### Material shown ###
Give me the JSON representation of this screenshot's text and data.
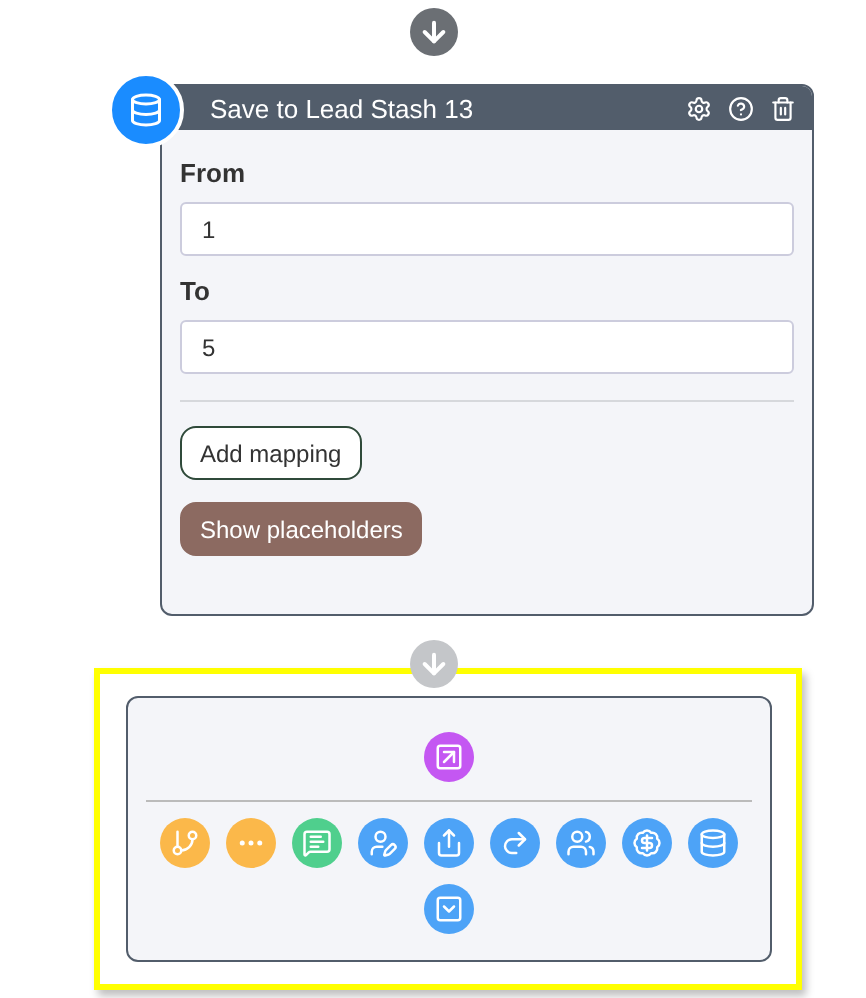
{
  "step": {
    "title": "Save to Lead Stash 13",
    "fields": [
      {
        "label": "From",
        "value": "1"
      },
      {
        "label": "To",
        "value": "5"
      }
    ],
    "buttons": [
      {
        "label": "Add mapping",
        "kind": "outline"
      },
      {
        "label": "Show placeholders",
        "kind": "filled"
      }
    ]
  },
  "palette": {
    "highlighted": true,
    "top": [
      {
        "color": "#c457f2"
      }
    ],
    "actions": [
      {
        "color": "#fbb84a"
      },
      {
        "color": "#fbb84a"
      },
      {
        "color": "#4fcf8d"
      },
      {
        "color": "#4da3f7"
      },
      {
        "color": "#4da3f7"
      },
      {
        "color": "#4da3f7"
      },
      {
        "color": "#4da3f7"
      },
      {
        "color": "#4da3f7"
      },
      {
        "color": "#4da3f7"
      },
      {
        "color": "#4da3f7"
      }
    ]
  }
}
###
• _Exercise_
Give every record back exactly as it reads, with no images.

• _Answer to the problem_
Give me the JSON representation of this screenshot's text and data.
{
  "step": {
    "title": "Save to Lead Stash 13",
    "fields": [
      {
        "label": "From",
        "value": "1"
      },
      {
        "label": "To",
        "value": "5"
      }
    ],
    "buttons": [
      {
        "label": "Add mapping",
        "kind": "outline"
      },
      {
        "label": "Show placeholders",
        "kind": "filled"
      }
    ]
  },
  "palette": {
    "highlighted": true,
    "top": [
      {
        "color": "#c457f2"
      }
    ],
    "actions": [
      {
        "color": "#fbb84a"
      },
      {
        "color": "#fbb84a"
      },
      {
        "color": "#4fcf8d"
      },
      {
        "color": "#4da3f7"
      },
      {
        "color": "#4da3f7"
      },
      {
        "color": "#4da3f7"
      },
      {
        "color": "#4da3f7"
      },
      {
        "color": "#4da3f7"
      },
      {
        "color": "#4da3f7"
      },
      {
        "color": "#4da3f7"
      }
    ]
  }
}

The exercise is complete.